Copy out every line that contains "Pincel".
"""
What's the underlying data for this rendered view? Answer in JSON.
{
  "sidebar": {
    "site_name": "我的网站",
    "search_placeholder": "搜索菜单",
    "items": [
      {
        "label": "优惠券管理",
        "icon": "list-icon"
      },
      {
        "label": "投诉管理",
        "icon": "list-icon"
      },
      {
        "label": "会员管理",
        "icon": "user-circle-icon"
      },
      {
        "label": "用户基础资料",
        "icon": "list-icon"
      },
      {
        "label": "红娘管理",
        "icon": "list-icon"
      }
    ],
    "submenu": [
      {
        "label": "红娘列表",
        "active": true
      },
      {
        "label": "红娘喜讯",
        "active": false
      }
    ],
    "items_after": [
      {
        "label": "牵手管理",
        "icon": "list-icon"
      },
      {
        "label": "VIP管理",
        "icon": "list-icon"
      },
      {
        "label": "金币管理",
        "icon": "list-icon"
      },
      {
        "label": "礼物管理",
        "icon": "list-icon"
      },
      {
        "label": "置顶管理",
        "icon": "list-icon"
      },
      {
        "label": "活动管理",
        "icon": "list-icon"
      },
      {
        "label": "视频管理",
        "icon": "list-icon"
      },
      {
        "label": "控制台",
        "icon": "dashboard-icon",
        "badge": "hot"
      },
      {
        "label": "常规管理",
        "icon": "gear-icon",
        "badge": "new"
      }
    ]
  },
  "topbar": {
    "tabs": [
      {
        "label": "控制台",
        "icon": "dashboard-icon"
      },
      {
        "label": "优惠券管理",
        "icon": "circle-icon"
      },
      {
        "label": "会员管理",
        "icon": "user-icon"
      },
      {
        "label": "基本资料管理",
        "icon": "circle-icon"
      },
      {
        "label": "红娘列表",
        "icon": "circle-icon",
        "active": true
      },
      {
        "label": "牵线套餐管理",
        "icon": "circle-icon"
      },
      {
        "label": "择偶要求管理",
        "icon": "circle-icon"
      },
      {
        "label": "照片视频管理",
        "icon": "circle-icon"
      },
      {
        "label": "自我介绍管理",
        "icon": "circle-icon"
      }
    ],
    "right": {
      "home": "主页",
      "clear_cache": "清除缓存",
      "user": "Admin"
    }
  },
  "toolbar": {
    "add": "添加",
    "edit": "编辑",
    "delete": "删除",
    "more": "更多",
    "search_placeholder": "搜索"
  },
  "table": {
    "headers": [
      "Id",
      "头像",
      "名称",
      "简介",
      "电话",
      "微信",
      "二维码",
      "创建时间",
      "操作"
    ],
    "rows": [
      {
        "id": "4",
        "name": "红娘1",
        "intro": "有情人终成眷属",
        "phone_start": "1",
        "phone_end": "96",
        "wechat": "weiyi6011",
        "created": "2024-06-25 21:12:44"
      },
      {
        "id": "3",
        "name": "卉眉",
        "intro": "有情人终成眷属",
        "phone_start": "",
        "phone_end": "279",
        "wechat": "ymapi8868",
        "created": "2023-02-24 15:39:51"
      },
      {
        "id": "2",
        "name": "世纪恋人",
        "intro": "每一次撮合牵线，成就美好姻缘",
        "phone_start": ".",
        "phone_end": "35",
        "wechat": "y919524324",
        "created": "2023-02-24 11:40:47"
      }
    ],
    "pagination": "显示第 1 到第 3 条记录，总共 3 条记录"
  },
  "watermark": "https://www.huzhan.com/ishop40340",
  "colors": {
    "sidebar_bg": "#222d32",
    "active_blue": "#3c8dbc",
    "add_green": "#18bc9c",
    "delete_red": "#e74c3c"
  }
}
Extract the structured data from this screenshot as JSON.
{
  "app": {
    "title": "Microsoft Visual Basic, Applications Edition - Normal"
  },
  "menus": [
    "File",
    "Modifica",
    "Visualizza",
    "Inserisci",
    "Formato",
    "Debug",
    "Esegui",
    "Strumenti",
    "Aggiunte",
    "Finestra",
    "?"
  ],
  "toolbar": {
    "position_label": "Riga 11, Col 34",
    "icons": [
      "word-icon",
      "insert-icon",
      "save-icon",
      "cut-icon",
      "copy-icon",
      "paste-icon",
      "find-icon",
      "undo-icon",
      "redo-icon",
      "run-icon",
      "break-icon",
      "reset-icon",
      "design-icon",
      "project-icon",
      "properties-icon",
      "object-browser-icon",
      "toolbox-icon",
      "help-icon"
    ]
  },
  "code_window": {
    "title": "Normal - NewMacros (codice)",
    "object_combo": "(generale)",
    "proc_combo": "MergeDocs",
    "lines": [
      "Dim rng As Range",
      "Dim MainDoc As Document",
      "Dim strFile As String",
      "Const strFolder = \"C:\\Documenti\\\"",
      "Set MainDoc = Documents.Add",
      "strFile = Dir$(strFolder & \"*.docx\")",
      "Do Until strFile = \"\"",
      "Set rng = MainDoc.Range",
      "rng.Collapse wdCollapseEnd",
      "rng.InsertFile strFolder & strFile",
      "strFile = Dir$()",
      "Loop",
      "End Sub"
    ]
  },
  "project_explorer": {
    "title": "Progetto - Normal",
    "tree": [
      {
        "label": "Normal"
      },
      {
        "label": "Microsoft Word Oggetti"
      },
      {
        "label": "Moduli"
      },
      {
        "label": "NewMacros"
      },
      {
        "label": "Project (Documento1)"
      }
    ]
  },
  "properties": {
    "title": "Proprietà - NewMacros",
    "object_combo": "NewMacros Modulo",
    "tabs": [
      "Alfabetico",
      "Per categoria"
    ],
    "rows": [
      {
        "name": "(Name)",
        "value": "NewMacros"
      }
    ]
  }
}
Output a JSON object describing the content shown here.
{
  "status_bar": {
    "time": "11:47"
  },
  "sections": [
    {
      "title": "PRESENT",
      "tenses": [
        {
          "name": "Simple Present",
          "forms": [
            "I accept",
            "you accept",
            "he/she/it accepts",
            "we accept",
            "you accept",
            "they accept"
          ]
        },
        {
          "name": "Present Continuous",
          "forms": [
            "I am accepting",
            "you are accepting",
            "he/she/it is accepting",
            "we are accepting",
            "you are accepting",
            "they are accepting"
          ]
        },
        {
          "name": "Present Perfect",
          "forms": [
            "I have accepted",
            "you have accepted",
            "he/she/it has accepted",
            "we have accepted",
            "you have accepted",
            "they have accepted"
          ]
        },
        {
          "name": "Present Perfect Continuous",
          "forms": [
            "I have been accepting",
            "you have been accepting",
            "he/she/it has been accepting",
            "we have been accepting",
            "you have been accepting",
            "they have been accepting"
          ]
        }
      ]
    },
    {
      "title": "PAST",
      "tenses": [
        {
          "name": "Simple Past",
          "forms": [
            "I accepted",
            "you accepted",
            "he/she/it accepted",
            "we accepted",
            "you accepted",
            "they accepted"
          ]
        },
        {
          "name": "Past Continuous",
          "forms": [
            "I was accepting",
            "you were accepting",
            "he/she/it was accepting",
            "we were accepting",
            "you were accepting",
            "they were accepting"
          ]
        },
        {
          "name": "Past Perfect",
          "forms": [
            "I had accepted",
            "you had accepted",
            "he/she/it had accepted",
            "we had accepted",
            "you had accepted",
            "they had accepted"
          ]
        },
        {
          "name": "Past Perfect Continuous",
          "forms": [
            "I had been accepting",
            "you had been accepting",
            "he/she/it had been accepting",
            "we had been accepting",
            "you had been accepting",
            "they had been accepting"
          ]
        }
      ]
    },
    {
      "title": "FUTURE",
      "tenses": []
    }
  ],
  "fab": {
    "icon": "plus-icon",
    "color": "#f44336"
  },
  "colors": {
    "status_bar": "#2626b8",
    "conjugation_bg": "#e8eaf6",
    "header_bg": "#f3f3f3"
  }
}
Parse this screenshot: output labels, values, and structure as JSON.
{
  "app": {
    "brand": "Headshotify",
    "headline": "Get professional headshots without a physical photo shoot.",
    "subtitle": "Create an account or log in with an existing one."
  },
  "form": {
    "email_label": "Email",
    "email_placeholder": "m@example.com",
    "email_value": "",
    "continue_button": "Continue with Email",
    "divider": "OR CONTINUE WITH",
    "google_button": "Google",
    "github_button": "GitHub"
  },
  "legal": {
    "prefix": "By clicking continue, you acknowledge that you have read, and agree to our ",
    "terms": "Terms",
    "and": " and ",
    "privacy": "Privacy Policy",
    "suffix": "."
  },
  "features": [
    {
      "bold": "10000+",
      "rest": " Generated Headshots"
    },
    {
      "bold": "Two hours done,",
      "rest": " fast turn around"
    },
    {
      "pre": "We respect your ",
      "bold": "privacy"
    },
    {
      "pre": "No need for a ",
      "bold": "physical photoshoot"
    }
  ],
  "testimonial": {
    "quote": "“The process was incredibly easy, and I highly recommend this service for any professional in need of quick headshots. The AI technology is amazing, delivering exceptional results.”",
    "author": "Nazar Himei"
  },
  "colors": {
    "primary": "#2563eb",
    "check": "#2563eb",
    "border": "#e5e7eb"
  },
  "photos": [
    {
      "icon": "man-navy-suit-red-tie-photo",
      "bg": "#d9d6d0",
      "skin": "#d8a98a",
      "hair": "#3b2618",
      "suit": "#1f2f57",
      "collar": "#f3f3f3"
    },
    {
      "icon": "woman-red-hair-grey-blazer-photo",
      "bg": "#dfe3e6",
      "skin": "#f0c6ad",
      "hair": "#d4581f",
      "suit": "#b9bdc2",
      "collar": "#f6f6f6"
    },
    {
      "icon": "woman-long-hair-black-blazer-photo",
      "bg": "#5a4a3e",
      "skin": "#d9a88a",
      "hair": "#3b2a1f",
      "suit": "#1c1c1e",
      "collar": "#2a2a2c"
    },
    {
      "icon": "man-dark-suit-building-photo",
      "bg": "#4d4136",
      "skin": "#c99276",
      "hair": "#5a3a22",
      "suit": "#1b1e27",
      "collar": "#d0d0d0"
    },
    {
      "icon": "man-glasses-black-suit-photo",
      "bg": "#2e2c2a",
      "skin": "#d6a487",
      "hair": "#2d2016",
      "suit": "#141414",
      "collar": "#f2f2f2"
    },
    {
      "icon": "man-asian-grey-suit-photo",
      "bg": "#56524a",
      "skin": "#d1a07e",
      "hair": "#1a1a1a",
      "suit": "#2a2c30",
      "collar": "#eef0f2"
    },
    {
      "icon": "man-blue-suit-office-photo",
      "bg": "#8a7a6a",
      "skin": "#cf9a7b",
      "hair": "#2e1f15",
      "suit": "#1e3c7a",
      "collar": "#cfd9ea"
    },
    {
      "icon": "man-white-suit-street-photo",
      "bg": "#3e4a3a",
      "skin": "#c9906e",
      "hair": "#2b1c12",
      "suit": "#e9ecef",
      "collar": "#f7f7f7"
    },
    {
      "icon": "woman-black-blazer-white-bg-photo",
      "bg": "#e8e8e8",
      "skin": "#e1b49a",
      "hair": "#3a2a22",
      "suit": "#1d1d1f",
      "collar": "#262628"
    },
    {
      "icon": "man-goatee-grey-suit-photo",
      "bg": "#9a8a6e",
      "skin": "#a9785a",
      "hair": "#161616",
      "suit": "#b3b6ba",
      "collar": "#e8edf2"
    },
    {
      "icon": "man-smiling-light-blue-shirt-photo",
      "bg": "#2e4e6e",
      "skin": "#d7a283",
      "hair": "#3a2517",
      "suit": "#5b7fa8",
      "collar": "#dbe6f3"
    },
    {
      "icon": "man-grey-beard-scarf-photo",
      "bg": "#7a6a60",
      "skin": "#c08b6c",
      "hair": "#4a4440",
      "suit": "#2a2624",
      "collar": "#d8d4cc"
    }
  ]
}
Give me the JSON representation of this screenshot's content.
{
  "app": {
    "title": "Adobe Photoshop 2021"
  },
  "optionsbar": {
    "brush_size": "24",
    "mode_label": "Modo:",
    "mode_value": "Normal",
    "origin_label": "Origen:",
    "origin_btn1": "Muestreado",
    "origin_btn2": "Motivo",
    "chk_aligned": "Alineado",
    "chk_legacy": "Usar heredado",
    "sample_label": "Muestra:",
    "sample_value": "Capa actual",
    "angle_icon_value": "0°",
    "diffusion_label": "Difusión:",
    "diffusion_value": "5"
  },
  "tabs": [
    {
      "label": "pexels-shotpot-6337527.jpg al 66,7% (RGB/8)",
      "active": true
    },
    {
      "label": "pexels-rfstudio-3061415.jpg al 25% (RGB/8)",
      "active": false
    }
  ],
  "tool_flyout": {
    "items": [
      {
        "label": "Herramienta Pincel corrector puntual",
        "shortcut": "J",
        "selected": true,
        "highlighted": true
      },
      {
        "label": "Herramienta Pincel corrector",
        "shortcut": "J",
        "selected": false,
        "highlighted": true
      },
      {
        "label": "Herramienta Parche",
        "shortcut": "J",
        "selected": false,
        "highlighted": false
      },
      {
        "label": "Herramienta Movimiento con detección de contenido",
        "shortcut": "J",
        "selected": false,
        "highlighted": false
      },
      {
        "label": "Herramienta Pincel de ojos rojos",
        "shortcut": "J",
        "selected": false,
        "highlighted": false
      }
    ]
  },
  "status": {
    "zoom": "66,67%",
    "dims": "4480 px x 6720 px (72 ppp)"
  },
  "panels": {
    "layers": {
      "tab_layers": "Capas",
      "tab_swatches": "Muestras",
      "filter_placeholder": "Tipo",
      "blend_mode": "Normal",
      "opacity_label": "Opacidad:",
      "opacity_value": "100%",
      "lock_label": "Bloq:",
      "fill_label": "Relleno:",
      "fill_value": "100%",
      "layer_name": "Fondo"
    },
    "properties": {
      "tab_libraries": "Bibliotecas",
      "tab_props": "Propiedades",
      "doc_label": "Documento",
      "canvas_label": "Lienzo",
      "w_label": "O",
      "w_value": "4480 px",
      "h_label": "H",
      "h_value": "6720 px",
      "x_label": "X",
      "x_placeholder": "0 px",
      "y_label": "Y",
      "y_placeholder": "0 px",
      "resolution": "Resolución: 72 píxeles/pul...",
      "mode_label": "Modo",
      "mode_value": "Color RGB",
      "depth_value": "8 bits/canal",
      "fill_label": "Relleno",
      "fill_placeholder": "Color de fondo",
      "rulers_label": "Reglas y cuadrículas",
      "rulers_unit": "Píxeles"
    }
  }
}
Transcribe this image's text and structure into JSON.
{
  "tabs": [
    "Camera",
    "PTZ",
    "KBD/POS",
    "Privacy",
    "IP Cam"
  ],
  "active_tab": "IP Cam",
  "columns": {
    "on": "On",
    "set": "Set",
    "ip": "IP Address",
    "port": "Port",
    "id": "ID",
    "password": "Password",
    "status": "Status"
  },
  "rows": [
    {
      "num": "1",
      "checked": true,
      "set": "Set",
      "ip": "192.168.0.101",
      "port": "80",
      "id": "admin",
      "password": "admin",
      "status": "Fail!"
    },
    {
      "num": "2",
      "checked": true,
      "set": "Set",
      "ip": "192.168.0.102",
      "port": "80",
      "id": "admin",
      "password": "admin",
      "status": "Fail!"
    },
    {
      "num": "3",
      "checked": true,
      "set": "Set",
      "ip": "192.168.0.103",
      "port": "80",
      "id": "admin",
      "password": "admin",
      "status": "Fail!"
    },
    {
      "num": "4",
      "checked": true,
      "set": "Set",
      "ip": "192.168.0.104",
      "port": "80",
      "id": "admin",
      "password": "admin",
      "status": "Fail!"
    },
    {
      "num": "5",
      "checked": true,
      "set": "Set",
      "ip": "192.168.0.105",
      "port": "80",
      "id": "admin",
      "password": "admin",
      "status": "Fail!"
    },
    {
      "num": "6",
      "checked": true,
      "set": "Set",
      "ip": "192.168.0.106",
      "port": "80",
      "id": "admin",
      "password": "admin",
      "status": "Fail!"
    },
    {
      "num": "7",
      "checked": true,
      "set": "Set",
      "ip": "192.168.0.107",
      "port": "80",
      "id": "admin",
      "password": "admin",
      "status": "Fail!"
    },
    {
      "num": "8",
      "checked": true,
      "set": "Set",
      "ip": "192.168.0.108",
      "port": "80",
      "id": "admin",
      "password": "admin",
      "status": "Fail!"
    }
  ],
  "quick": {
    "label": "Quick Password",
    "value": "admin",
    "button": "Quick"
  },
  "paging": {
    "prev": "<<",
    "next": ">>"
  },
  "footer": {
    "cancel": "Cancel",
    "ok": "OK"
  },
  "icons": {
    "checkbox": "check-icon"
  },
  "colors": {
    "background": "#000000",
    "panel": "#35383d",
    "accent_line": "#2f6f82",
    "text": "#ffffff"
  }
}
"""
- SOLUTION BELOW
        "label": "Herramienta Pincel corrector puntual",
        "label": "Herramienta Pincel corrector",
        "label": "Herramienta Pincel de ojos rojos",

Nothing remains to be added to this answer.